### [Prompt]
Quote every line of the data below as it stands, omitting pictures.

[start of Records for this exercise]

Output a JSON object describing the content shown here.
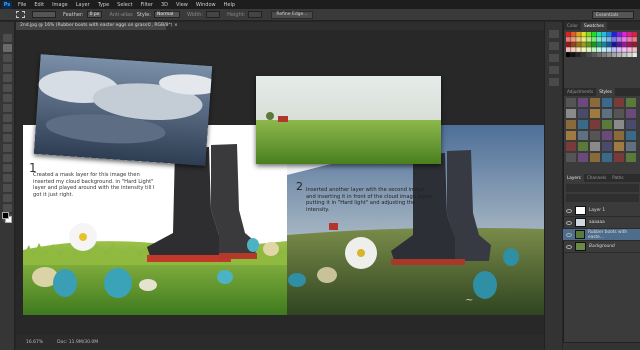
{
  "app": {
    "logo": "Ps"
  },
  "menu": [
    "File",
    "Edit",
    "Image",
    "Layer",
    "Type",
    "Select",
    "Filter",
    "3D",
    "View",
    "Window",
    "Help"
  ],
  "options": {
    "feather_label": "Feather:",
    "feather_value": "0 px",
    "antialias_label": "Anti-alias",
    "style_label": "Style:",
    "style_value": "Normal",
    "width_label": "Width:",
    "height_label": "Height:",
    "refine_label": "Refine Edge...",
    "workspace": "Essentials"
  },
  "document": {
    "tab_title": "2nd.jpg @ 16% (Rubber boots with easter eggs on grass©, RGB/8*) ×",
    "step1_number": "1",
    "note1": "Created a mask layer for this image then inserted my cloud background. in \"Hard Light\" layer and played around with the intensity till I got it just right.",
    "step2_number": "2",
    "note2": "Inserted another layer with the second image and inserting it in front of the cloud image again putting it in \"Hard light\" and adjusting the intensity."
  },
  "status": {
    "zoom": "16.67%",
    "doc": "Doc: 11.9M/30.0M"
  },
  "panels": {
    "color_tabs": [
      "Color",
      "Swatches"
    ],
    "adjust_tabs": [
      "Adjustments",
      "Styles"
    ],
    "layers_tabs": [
      "Layers",
      "Channels",
      "Paths"
    ],
    "layers": [
      {
        "name": "Layer 1",
        "thumb": "#ffffff"
      },
      {
        "name": "aaaaaa",
        "thumb": "#cfd8de"
      },
      {
        "name": "Rubber boots with easte...",
        "thumb": "#5a7a3a"
      },
      {
        "name": "Background",
        "thumb": "#6b8a4a"
      }
    ]
  }
}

[end of Records for this exercise]

### [The output]
Output a JSON object describing the content shown here.
{
  "app": {
    "logo": "Ps"
  },
  "menu": [
    "File",
    "Edit",
    "Image",
    "Layer",
    "Type",
    "Select",
    "Filter",
    "3D",
    "View",
    "Window",
    "Help"
  ],
  "options": {
    "feather_label": "Feather:",
    "feather_value": "0 px",
    "antialias_label": "Anti-alias",
    "style_label": "Style:",
    "style_value": "Normal",
    "width_label": "Width:",
    "height_label": "Height:",
    "refine_label": "Refine Edge...",
    "workspace": "Essentials"
  },
  "document": {
    "tab_title": "2nd.jpg @ 16% (Rubber boots with easter eggs on grass©, RGB/8*) ×",
    "step1_number": "1",
    "note1": "Created a mask layer for this image then inserted my cloud background. in \"Hard Light\" layer and played around with the intensity till I got it just right.",
    "step2_number": "2",
    "note2": "Inserted another layer with the second image and inserting it in front of the cloud image again putting it in \"Hard light\" and adjusting the intensity."
  },
  "status": {
    "zoom": "16.67%",
    "doc": "Doc: 11.9M/30.0M"
  },
  "panels": {
    "color_tabs": [
      "Color",
      "Swatches"
    ],
    "adjust_tabs": [
      "Adjustments",
      "Styles"
    ],
    "layers_tabs": [
      "Layers",
      "Channels",
      "Paths"
    ],
    "layers": [
      {
        "name": "Layer 1",
        "thumb": "#ffffff"
      },
      {
        "name": "aaaaaa",
        "thumb": "#cfd8de"
      },
      {
        "name": "Rubber boots with easte...",
        "thumb": "#5a7a3a"
      },
      {
        "name": "Background",
        "thumb": "#6b8a4a"
      }
    ]
  }
}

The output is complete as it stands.